• Requirement: Repeat the records in full and exactly, omitting pictures.

+-------+

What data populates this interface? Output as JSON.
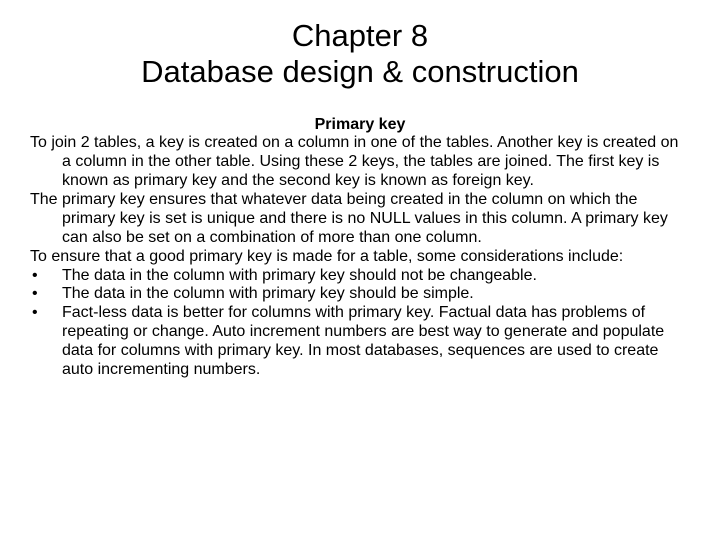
{
  "title_line1": "Chapter 8",
  "title_line2": "Database design & construction",
  "section_heading": "Primary key",
  "paragraphs": [
    "To join 2 tables, a key is created on a column in one of the tables. Another key is created on a column in the other table. Using these 2 keys, the tables are joined. The first key is known as primary key and the second key is known as foreign key.",
    "The primary key ensures that whatever data being created in the column on which the primary key is set is unique and there is no NULL values in this column. A primary key can also be set on a combination of more than one column.",
    "To ensure that a good primary key is made for a table, some considerations include:"
  ],
  "bullets": [
    "The data in the column with primary key should not be changeable.",
    "The data in the column with primary key should be simple.",
    "Fact-less data is better for columns with primary key. Factual data has problems of repeating or change. Auto increment numbers are best way to generate and populate data for columns with primary key. In most databases, sequences are used to create auto incrementing numbers."
  ],
  "bullet_mark": "•"
}
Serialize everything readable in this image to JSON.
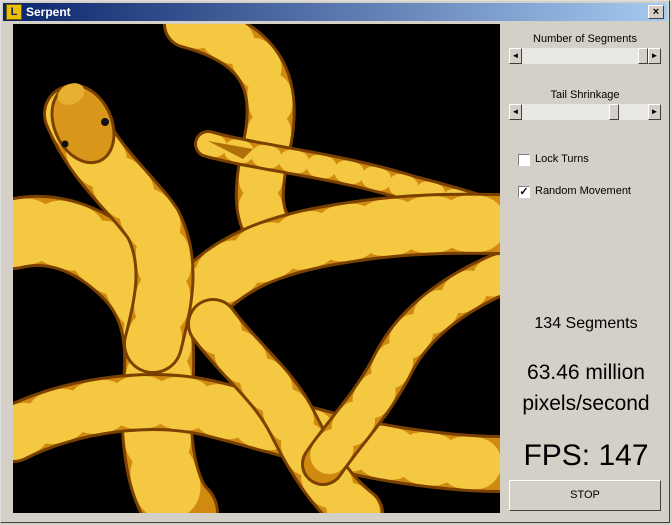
{
  "window": {
    "title": "Serpent",
    "app_icon_glyph": "L",
    "close_glyph": "×"
  },
  "controls": {
    "segments_slider": {
      "label": "Number of Segments",
      "left_arrow": "◄",
      "right_arrow": "►",
      "value_fraction": 1.0
    },
    "shrinkage_slider": {
      "label": "Tail Shrinkage",
      "left_arrow": "◄",
      "right_arrow": "►",
      "value_fraction": 0.75
    },
    "lock_turns": {
      "label": "Lock Turns",
      "checked": false,
      "mark": ""
    },
    "random_movement": {
      "label": "Random Movement",
      "checked": true,
      "mark": "✓"
    }
  },
  "stats": {
    "segments": "134 Segments",
    "rate_line1": "63.46 million",
    "rate_line2": "pixels/second",
    "fps": "FPS: 147"
  },
  "stop_button": "STOP",
  "colors": {
    "snake_gold": "#d08a10",
    "snake_dark": "#8a4a00",
    "snake_band": "#f4c030",
    "background": "#000000"
  }
}
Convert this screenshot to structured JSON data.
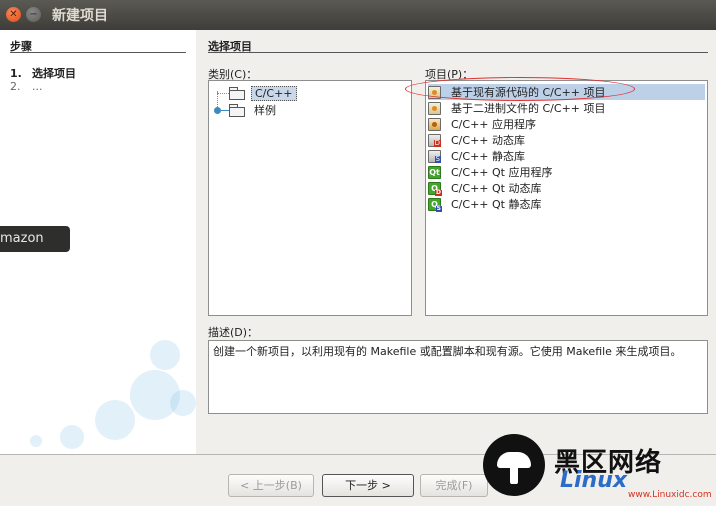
{
  "window": {
    "title": "新建项目",
    "close_glyph": "✕",
    "min_glyph": "−"
  },
  "steps": {
    "title": "步骤",
    "items": [
      {
        "num": "1.",
        "label": "选择项目"
      },
      {
        "num": "2.",
        "label": "..."
      }
    ]
  },
  "overlay": {
    "amazon_label": "mazon"
  },
  "main": {
    "section_title": "选择项目",
    "category_label": "类别(C)：",
    "project_label": "项目(P)：",
    "categories": [
      {
        "label": "C/C++",
        "icon": "folder-icon",
        "selected": true
      },
      {
        "label": "样例",
        "icon": "folder-icon",
        "selected": false
      }
    ],
    "projects": [
      {
        "label": "基于现有源代码的 C/C++ 项目",
        "icon": "source-project-icon",
        "selected": true
      },
      {
        "label": "基于二进制文件的 C/C++ 项目",
        "icon": "binary-project-icon",
        "selected": false
      },
      {
        "label": "C/C++ 应用程序",
        "icon": "application-icon",
        "selected": false
      },
      {
        "label": "C/C++ 动态库",
        "icon": "dynamic-library-icon",
        "selected": false
      },
      {
        "label": "C/C++ 静态库",
        "icon": "static-library-icon",
        "selected": false
      },
      {
        "label": "C/C++ Qt 应用程序",
        "icon": "qt-application-icon",
        "selected": false
      },
      {
        "label": "C/C++ Qt 动态库",
        "icon": "qt-dynamic-library-icon",
        "selected": false
      },
      {
        "label": "C/C++ Qt 静态库",
        "icon": "qt-static-library-icon",
        "selected": false
      }
    ],
    "description_label": "描述(D)：",
    "description": "创建一个新项目，以利用现有的 Makefile 或配置脚本和现有源。它使用 Makefile 来生成项目。"
  },
  "buttons": {
    "back": "< 上一步(B)",
    "next": "下一步 >",
    "finish": "完成(F)"
  },
  "watermark": {
    "cn": "黑区网络",
    "en": "Linux",
    "url": "www.Linuxidc.com"
  },
  "colors": {
    "selection": "#bcd0e8",
    "annotation": "#e03030",
    "title_bar": "#3e3d39"
  }
}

+-------+

• Correct result:
What data populates this interface? Output as JSON.
{
  "title_line1": "Chapter 8",
  "title_line2": "Database design & construction",
  "section_heading": "Primary key",
  "paragraphs": [
    "To join 2 tables, a key is created on a column in one of the tables. Another key is created on a column in the other table. Using these 2 keys, the tables are joined. The first key is known as primary key and the second key is known as foreign key.",
    "The primary key ensures that whatever data being created in the column on which the primary key is set is unique and there is no NULL values in this column. A primary key can also be set on a combination of more than one column.",
    "To ensure that a good primary key is made for a table, some considerations include:"
  ],
  "bullets": [
    "The data in the column with primary key should not be changeable.",
    "The data in the column with primary key should be simple.",
    "Fact-less data is better for columns with primary key. Factual data has problems of repeating or change. Auto increment numbers are best way to generate and populate data for columns with primary key. In most databases, sequences are used to create auto incrementing numbers."
  ],
  "bullet_mark": "•"
}
Serialize everything readable in this image to JSON.
{
  "window": {
    "title": "Serpent",
    "app_icon_glyph": "L",
    "close_glyph": "×"
  },
  "controls": {
    "segments_slider": {
      "label": "Number of Segments",
      "left_arrow": "◄",
      "right_arrow": "►",
      "value_fraction": 1.0
    },
    "shrinkage_slider": {
      "label": "Tail Shrinkage",
      "left_arrow": "◄",
      "right_arrow": "►",
      "value_fraction": 0.75
    },
    "lock_turns": {
      "label": "Lock Turns",
      "checked": false,
      "mark": ""
    },
    "random_movement": {
      "label": "Random Movement",
      "checked": true,
      "mark": "✓"
    }
  },
  "stats": {
    "segments": "134 Segments",
    "rate_line1": "63.46 million",
    "rate_line2": "pixels/second",
    "fps": "FPS: 147"
  },
  "stop_button": "STOP",
  "colors": {
    "snake_gold": "#d08a10",
    "snake_dark": "#8a4a00",
    "snake_band": "#f4c030",
    "background": "#000000"
  }
}
Convert this screenshot to structured JSON data.
{
  "window": {
    "title": "新建项目",
    "close_glyph": "✕",
    "min_glyph": "−"
  },
  "steps": {
    "title": "步骤",
    "items": [
      {
        "num": "1.",
        "label": "选择项目"
      },
      {
        "num": "2.",
        "label": "..."
      }
    ]
  },
  "overlay": {
    "amazon_label": "mazon"
  },
  "main": {
    "section_title": "选择项目",
    "category_label": "类别(C)：",
    "project_label": "项目(P)：",
    "categories": [
      {
        "label": "C/C++",
        "icon": "folder-icon",
        "selected": true
      },
      {
        "label": "样例",
        "icon": "folder-icon",
        "selected": false
      }
    ],
    "projects": [
      {
        "label": "基于现有源代码的 C/C++ 项目",
        "icon": "source-project-icon",
        "selected": true
      },
      {
        "label": "基于二进制文件的 C/C++ 项目",
        "icon": "binary-project-icon",
        "selected": false
      },
      {
        "label": "C/C++ 应用程序",
        "icon": "application-icon",
        "selected": false
      },
      {
        "label": "C/C++ 动态库",
        "icon": "dynamic-library-icon",
        "selected": false
      },
      {
        "label": "C/C++ 静态库",
        "icon": "static-library-icon",
        "selected": false
      },
      {
        "label": "C/C++ Qt 应用程序",
        "icon": "qt-application-icon",
        "selected": false
      },
      {
        "label": "C/C++ Qt 动态库",
        "icon": "qt-dynamic-library-icon",
        "selected": false
      },
      {
        "label": "C/C++ Qt 静态库",
        "icon": "qt-static-library-icon",
        "selected": false
      }
    ],
    "description_label": "描述(D)：",
    "description": "创建一个新项目，以利用现有的 Makefile 或配置脚本和现有源。它使用 Makefile 来生成项目。"
  },
  "buttons": {
    "back": "< 上一步(B)",
    "next": "下一步 >",
    "finish": "完成(F)"
  },
  "watermark": {
    "cn": "黑区网络",
    "en": "Linux",
    "url": "www.Linuxidc.com"
  },
  "colors": {
    "selection": "#bcd0e8",
    "annotation": "#e03030",
    "title_bar": "#3e3d39"
  }
}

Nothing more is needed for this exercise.